-- Aim --
Locate all lines with the word "chevron" and copy them out.

--- Begin Data supplied ---

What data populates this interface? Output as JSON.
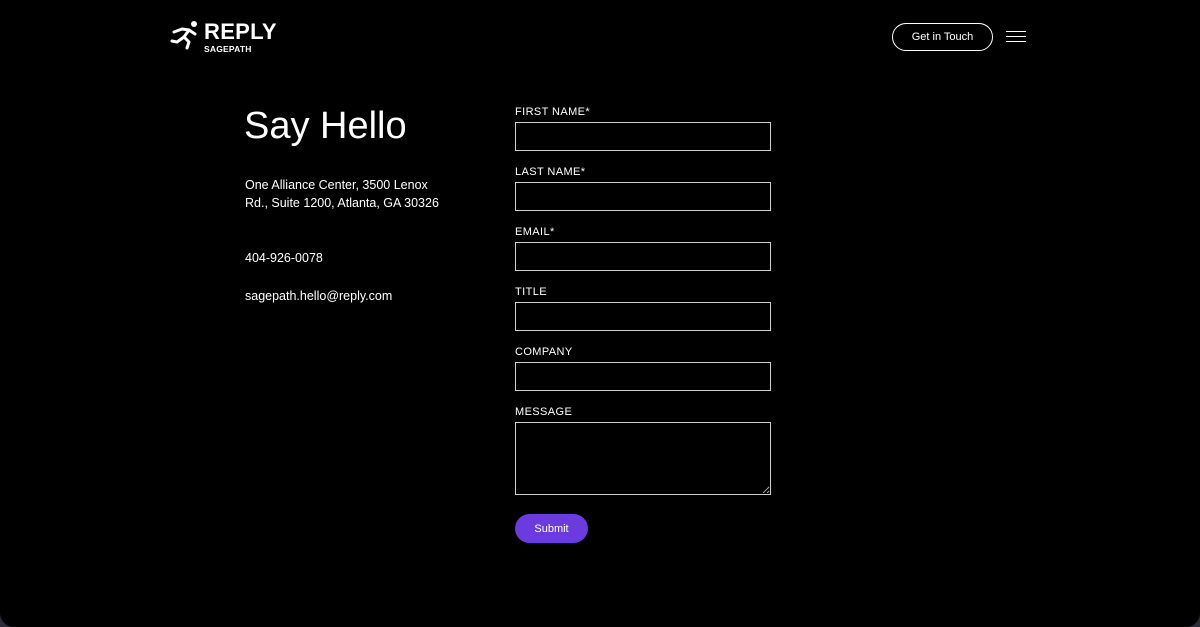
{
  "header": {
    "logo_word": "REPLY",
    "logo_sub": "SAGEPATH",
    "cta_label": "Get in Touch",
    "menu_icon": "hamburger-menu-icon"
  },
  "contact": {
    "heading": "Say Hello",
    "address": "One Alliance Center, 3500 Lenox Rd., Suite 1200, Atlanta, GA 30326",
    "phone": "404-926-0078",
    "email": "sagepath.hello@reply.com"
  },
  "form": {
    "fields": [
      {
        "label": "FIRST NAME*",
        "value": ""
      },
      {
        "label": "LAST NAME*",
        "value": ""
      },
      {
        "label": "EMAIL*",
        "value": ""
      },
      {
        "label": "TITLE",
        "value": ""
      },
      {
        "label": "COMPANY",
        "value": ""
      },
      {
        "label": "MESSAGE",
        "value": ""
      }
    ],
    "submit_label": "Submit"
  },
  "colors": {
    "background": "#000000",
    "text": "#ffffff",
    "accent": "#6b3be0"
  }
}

--- End Data supplied ---
--- Begin Data supplied ---

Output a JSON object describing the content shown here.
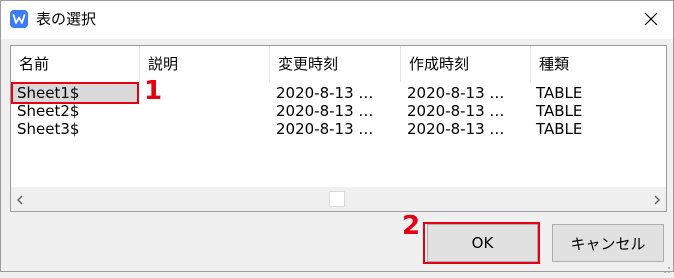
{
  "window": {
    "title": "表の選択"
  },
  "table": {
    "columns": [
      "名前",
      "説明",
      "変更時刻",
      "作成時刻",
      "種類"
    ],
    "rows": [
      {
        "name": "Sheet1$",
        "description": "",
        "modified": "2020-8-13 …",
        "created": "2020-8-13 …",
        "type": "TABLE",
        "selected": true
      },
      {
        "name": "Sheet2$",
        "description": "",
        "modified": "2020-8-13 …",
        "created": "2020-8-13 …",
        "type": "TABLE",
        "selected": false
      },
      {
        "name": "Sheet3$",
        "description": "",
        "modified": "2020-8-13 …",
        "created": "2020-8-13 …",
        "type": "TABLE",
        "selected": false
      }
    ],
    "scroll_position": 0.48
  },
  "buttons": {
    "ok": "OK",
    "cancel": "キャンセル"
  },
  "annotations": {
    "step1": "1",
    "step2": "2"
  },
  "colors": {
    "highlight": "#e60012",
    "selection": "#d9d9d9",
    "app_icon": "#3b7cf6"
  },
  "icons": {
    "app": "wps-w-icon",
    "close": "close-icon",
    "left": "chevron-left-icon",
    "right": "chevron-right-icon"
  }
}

--- End Data supplied ---

-- Solution for this exercise --
    "left": "chevron-left-icon",
    "right": "chevron-right-icon"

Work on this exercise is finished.